-- begin Records for this task --
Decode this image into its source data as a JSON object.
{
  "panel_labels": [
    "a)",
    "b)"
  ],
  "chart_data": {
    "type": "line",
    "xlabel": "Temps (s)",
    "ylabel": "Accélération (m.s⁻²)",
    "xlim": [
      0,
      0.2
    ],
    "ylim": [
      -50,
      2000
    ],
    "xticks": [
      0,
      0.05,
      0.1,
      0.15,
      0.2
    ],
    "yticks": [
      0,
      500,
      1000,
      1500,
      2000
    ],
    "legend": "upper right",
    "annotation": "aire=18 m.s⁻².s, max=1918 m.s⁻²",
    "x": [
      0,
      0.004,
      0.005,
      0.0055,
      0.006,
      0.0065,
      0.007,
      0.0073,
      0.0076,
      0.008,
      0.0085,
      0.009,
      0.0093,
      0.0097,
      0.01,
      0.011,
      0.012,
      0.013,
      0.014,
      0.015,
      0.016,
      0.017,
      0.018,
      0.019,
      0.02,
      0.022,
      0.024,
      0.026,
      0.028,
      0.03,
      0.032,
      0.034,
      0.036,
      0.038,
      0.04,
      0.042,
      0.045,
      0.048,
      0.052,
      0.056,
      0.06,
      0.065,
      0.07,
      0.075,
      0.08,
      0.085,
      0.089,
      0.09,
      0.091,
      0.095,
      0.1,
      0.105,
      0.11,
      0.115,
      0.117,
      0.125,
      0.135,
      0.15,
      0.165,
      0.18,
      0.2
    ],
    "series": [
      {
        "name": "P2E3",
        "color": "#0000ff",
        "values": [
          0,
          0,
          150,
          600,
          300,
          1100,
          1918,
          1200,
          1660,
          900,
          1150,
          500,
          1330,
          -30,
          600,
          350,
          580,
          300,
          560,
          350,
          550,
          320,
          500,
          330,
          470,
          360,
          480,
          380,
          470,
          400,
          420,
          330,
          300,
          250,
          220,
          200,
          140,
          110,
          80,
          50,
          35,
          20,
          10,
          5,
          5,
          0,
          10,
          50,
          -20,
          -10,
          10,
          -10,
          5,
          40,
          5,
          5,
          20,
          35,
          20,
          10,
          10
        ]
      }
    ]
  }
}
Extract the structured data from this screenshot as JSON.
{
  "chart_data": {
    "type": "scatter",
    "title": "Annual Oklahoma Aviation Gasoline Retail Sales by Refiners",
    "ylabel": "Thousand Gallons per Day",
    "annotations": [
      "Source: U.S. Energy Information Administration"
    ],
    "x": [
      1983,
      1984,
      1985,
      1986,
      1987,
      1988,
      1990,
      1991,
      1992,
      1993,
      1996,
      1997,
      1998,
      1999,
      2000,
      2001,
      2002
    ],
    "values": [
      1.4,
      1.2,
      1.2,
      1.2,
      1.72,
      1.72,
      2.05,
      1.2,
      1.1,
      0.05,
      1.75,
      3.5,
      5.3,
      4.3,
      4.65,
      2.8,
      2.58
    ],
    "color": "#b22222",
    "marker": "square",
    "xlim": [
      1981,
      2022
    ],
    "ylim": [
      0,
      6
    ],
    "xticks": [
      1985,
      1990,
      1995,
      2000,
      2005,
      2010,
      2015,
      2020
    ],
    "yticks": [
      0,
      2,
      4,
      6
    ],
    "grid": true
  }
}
-- end Records for this task --
## Task to carry out
Write out the whole listing exactly.

## Answer below
Decode this image into its source data as a JSON object.
{
  "panel_labels": [
    "a)",
    "b)"
  ],
  "chart_data": {
    "type": "line",
    "xlabel": "Temps (s)",
    "ylabel": "Accélération (m.s⁻²)",
    "xlim": [
      0,
      0.2
    ],
    "ylim": [
      -50,
      2000
    ],
    "xticks": [
      0,
      0.05,
      0.1,
      0.15,
      0.2
    ],
    "yticks": [
      0,
      500,
      1000,
      1500,
      2000
    ],
    "legend": "upper right",
    "annotation": "aire=18 m.s⁻².s, max=1918 m.s⁻²",
    "x": [
      0,
      0.004,
      0.005,
      0.0055,
      0.006,
      0.0065,
      0.007,
      0.0073,
      0.0076,
      0.008,
      0.0085,
      0.009,
      0.0093,
      0.0097,
      0.01,
      0.011,
      0.012,
      0.013,
      0.014,
      0.015,
      0.016,
      0.017,
      0.018,
      0.019,
      0.02,
      0.022,
      0.024,
      0.026,
      0.028,
      0.03,
      0.032,
      0.034,
      0.036,
      0.038,
      0.04,
      0.042,
      0.045,
      0.048,
      0.052,
      0.056,
      0.06,
      0.065,
      0.07,
      0.075,
      0.08,
      0.085,
      0.089,
      0.09,
      0.091,
      0.095,
      0.1,
      0.105,
      0.11,
      0.115,
      0.117,
      0.125,
      0.135,
      0.15,
      0.165,
      0.18,
      0.2
    ],
    "series": [
      {
        "name": "P2E3",
        "color": "#0000ff",
        "values": [
          0,
          0,
          150,
          600,
          300,
          1100,
          1918,
          1200,
          1660,
          900,
          1150,
          500,
          1330,
          -30,
          600,
          350,
          580,
          300,
          560,
          350,
          550,
          320,
          500,
          330,
          470,
          360,
          480,
          380,
          470,
          400,
          420,
          330,
          300,
          250,
          220,
          200,
          140,
          110,
          80,
          50,
          35,
          20,
          10,
          5,
          5,
          0,
          10,
          50,
          -20,
          -10,
          10,
          -10,
          5,
          40,
          5,
          5,
          20,
          35,
          20,
          10,
          10
        ]
      }
    ]
  }
}
Extract the structured data from this screenshot as JSON.
{
  "chart_data": {
    "type": "scatter",
    "title": "Annual Oklahoma Aviation Gasoline Retail Sales by Refiners",
    "ylabel": "Thousand Gallons per Day",
    "annotations": [
      "Source: U.S. Energy Information Administration"
    ],
    "x": [
      1983,
      1984,
      1985,
      1986,
      1987,
      1988,
      1990,
      1991,
      1992,
      1993,
      1996,
      1997,
      1998,
      1999,
      2000,
      2001,
      2002
    ],
    "values": [
      1.4,
      1.2,
      1.2,
      1.2,
      1.72,
      1.72,
      2.05,
      1.2,
      1.1,
      0.05,
      1.75,
      3.5,
      5.3,
      4.3,
      4.65,
      2.8,
      2.58
    ],
    "color": "#b22222",
    "marker": "square",
    "xlim": [
      1981,
      2022
    ],
    "ylim": [
      0,
      6
    ],
    "xticks": [
      1985,
      1990,
      1995,
      2000,
      2005,
      2010,
      2015,
      2020
    ],
    "yticks": [
      0,
      2,
      4,
      6
    ],
    "grid": true
  }
}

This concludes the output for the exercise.